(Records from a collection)
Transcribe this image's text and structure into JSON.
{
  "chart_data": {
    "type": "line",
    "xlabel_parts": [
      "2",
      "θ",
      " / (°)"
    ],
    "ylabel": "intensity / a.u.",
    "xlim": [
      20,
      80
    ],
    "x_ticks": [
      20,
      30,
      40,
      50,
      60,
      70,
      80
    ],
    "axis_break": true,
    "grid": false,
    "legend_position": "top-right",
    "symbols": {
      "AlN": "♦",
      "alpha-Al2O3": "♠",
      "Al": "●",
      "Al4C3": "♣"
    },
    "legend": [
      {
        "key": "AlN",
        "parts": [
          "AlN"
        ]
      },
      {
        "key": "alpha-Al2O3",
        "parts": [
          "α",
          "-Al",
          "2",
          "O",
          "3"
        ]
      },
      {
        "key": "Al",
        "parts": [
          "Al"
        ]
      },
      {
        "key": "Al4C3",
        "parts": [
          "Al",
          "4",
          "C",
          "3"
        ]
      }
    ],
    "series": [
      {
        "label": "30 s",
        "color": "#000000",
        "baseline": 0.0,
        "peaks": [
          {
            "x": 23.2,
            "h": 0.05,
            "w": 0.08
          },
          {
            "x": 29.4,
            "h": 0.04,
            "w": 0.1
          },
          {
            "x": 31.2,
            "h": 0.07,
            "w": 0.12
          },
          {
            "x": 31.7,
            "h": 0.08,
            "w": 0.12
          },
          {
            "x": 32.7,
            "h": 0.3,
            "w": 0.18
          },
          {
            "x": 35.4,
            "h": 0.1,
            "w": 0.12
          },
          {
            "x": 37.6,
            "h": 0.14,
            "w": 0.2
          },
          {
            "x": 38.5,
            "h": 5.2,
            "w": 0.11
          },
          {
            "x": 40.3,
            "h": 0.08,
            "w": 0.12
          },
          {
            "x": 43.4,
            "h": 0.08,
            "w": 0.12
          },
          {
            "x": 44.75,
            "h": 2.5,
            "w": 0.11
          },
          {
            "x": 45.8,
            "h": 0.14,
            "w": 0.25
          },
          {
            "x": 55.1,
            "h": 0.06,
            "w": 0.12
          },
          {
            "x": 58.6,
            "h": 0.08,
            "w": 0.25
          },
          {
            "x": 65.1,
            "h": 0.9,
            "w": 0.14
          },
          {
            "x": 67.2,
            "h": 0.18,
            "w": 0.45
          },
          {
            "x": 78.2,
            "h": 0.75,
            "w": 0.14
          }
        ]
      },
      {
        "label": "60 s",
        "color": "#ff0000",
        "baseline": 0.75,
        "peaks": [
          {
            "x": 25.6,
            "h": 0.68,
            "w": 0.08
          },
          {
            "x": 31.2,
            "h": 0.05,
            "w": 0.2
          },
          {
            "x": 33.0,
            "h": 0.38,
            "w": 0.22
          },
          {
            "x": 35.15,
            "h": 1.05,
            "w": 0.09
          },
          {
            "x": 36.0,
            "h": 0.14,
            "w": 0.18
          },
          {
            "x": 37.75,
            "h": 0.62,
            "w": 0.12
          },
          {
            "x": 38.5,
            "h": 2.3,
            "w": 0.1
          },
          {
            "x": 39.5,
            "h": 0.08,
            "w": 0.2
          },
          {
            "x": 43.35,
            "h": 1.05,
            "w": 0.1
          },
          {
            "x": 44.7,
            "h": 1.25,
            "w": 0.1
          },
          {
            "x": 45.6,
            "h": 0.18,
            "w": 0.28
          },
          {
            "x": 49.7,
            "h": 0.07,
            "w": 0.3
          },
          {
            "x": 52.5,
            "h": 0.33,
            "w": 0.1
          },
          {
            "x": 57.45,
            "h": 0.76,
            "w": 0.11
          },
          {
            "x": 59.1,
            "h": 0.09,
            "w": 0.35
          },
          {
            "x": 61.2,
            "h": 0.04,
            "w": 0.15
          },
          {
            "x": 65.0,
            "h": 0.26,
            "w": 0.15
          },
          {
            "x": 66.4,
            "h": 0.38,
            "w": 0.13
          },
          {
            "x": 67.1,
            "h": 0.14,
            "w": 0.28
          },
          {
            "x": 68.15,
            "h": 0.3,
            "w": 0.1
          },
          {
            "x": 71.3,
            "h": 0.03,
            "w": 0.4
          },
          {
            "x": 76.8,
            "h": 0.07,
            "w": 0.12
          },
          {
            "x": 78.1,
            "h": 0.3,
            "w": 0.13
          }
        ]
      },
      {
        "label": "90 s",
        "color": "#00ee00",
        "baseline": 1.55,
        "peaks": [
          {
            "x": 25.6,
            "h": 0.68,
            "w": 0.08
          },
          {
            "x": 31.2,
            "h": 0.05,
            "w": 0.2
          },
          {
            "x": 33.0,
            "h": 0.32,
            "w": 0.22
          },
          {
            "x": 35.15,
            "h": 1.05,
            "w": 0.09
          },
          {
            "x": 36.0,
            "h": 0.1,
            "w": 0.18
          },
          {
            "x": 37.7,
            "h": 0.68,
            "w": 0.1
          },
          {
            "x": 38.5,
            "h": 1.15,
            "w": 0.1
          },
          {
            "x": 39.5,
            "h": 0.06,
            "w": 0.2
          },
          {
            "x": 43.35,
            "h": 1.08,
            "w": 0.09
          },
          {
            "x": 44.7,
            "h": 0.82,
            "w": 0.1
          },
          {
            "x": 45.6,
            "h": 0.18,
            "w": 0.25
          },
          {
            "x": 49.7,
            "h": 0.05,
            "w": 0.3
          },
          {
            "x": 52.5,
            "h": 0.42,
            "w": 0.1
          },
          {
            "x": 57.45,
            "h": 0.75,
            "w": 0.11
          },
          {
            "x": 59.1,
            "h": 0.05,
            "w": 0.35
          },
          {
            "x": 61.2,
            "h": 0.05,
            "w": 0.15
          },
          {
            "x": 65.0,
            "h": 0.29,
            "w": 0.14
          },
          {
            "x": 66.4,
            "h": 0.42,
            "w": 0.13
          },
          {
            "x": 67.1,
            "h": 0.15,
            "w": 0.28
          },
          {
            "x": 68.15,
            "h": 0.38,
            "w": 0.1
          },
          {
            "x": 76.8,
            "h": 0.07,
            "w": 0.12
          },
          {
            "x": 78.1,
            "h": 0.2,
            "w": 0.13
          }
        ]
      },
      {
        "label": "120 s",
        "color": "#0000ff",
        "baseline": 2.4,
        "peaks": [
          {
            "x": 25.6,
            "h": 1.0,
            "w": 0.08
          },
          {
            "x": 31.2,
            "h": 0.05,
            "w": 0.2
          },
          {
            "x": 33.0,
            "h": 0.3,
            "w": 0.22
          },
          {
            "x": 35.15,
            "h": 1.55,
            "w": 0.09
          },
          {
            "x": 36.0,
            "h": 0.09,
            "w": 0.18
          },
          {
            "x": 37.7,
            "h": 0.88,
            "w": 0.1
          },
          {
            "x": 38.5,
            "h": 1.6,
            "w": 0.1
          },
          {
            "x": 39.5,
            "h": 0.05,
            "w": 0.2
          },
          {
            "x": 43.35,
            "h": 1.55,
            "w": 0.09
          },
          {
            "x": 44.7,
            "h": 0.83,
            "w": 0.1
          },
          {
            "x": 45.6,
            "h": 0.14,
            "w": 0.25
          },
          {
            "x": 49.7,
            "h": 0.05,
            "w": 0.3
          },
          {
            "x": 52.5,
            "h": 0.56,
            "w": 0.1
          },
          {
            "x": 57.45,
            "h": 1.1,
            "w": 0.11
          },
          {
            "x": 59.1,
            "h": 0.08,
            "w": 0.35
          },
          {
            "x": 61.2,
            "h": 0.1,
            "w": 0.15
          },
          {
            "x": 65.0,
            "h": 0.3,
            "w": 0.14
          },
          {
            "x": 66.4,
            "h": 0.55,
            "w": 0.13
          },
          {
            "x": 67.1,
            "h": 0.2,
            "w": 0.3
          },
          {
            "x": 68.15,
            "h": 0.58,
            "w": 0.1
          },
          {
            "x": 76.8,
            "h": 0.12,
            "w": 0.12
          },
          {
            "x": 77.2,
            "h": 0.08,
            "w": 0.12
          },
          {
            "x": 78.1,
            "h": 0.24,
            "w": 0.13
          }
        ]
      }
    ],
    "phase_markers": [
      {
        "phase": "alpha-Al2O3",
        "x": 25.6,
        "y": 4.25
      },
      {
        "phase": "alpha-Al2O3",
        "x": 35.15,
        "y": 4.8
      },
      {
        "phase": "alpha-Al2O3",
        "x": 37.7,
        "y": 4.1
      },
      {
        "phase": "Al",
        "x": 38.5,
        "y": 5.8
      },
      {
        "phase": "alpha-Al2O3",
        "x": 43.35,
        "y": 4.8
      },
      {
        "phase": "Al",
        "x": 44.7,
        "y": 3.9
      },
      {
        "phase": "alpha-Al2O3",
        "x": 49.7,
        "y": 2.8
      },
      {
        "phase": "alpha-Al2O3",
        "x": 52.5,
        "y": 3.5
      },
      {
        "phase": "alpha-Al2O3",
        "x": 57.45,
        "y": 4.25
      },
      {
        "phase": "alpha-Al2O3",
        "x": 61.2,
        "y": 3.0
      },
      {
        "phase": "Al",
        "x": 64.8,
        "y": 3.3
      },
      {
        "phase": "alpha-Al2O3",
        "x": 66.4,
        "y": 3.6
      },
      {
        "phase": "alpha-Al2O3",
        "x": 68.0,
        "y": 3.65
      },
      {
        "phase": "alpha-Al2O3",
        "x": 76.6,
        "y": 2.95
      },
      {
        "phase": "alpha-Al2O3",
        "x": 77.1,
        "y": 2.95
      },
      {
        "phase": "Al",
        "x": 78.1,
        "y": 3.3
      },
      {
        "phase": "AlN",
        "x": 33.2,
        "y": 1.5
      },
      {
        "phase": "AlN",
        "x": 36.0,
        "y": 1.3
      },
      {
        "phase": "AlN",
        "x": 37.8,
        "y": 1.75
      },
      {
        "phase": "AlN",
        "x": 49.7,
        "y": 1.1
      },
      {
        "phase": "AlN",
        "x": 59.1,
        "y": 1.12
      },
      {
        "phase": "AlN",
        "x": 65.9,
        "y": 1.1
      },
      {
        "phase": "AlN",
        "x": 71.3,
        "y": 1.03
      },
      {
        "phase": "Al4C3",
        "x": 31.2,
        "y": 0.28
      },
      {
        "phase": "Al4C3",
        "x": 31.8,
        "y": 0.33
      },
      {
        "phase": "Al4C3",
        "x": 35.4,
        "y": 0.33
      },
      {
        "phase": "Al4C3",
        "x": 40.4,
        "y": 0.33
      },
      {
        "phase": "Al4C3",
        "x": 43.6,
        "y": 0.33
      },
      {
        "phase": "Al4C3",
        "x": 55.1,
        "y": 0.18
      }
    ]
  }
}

_Work to do:_
Only lines with "baseline" are wanted here; list each of them.

_Final result:_
        "baseline": 0.0,
        "baseline": 0.75,
        "baseline": 1.55,
        "baseline": 2.4,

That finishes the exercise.